▸ GIVEN EXERCISE:
Reproduce each listing below word for word, keeping every line unchanged.

Listings of boxed layout items:
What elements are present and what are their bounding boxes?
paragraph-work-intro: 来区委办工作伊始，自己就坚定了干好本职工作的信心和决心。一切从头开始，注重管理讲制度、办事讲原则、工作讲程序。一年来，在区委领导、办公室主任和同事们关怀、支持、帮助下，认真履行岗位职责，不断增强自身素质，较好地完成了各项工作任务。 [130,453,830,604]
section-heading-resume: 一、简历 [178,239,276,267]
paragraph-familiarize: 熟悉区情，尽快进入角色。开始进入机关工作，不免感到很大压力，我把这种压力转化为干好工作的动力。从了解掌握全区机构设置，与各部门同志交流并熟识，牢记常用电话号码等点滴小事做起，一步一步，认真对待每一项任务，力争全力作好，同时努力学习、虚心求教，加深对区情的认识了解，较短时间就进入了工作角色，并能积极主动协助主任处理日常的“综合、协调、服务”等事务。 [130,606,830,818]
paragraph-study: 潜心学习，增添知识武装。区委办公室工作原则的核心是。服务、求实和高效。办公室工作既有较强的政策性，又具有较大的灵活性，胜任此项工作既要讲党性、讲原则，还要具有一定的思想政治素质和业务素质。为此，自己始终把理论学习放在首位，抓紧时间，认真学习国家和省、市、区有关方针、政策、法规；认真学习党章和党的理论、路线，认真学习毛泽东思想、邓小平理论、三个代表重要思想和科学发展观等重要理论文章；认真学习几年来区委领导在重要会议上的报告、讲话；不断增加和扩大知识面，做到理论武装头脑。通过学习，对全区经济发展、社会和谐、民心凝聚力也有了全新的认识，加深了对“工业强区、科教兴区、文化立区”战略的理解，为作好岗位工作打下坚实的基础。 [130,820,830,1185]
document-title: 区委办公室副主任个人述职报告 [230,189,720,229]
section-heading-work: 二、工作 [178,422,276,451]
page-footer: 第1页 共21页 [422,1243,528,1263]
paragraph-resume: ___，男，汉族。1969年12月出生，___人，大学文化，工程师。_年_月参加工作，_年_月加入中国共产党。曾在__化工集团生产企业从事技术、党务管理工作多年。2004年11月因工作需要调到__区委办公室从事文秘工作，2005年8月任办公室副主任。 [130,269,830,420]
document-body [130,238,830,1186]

▸ EXERCISE RESULT:
What elements are present and what are their bounding boxes?
paragraph-work-intro: 来区委办工作伊始，自己就坚定了干好本职工作的信心和决心。一切从头开始，注重管理讲制度、办事讲原则、工作讲程序。一年来，在区委领导、办公室主任和同事们关怀、支持、帮助下，认真履行岗位职责，不断增强自身素质，较好地完成了各项工作任务。 [130,453,830,604]
section-heading-resume: 一、简历 [178,239,276,267]
paragraph-familiarize: 熟悉区情，尽快进入角色。开始进入机关工作，不免感到很大压力，我把这种压力转化为干好工作的动力。从了解掌握全区机构设置，与各部门同志交流并熟识，牢记常用电话号码等点滴小事做起，一步一步，认真对待每一项任务，力争全力作好，同时努力学习、虚心求教，加深对区情的认识了解，较短时间就进入了工作角色，并能积极主动协助主任处理日常的“综合、协调、服务”等事务。 [130,606,830,818]
paragraph-study: 潜心学习，增添知识武装。区委办公室工作原则的核心是。服务、求实和高效。办公室工作既有较强的政策性，又具有较大的灵活性，胜任此项工作既要讲党性、讲原则，还要具有一定的思想政治素质和业务素质。为此，自己始终把理论学习放在首位，抓紧时间，认真学习国家和省、市、区有关方针、政策、法规；认真学习党章和党的理论、路线，认真学习毛泽东思想、邓小平理论、三个代表重要思想和科学发展观等重要理论文章；认真学习几年来区委领导在重要会议上的报告、讲话；不断增加和扩大知识面，做到理论武装头脑。通过学习，对全区经济发展、社会和谐、民心凝聚力也有了全新的认识，加深了对“工业强区、科教兴区、文化立区”战略的理解，为作好岗位工作打下坚实的基础。 [130,820,830,1185]
document-title: 区委办公室副主任个人述职报告 [230,189,720,229]
section-heading-work: 二、工作 [178,422,276,451]
page-footer: 第1页 共21页 [422,1243,528,1263]
paragraph-resume: ___，男，汉族。1969年12月出生，___人，大学文化，工程师。_年_月参加工作，_年_月加入中国共产党。曾在__化工集团生产企业从事技术、党务管理工作多年。2004年11月因工作需要调到__区委办公室从事文秘工作，2005年8月任办公室副主任。 [130,269,830,420]
document-body [130,238,830,1186]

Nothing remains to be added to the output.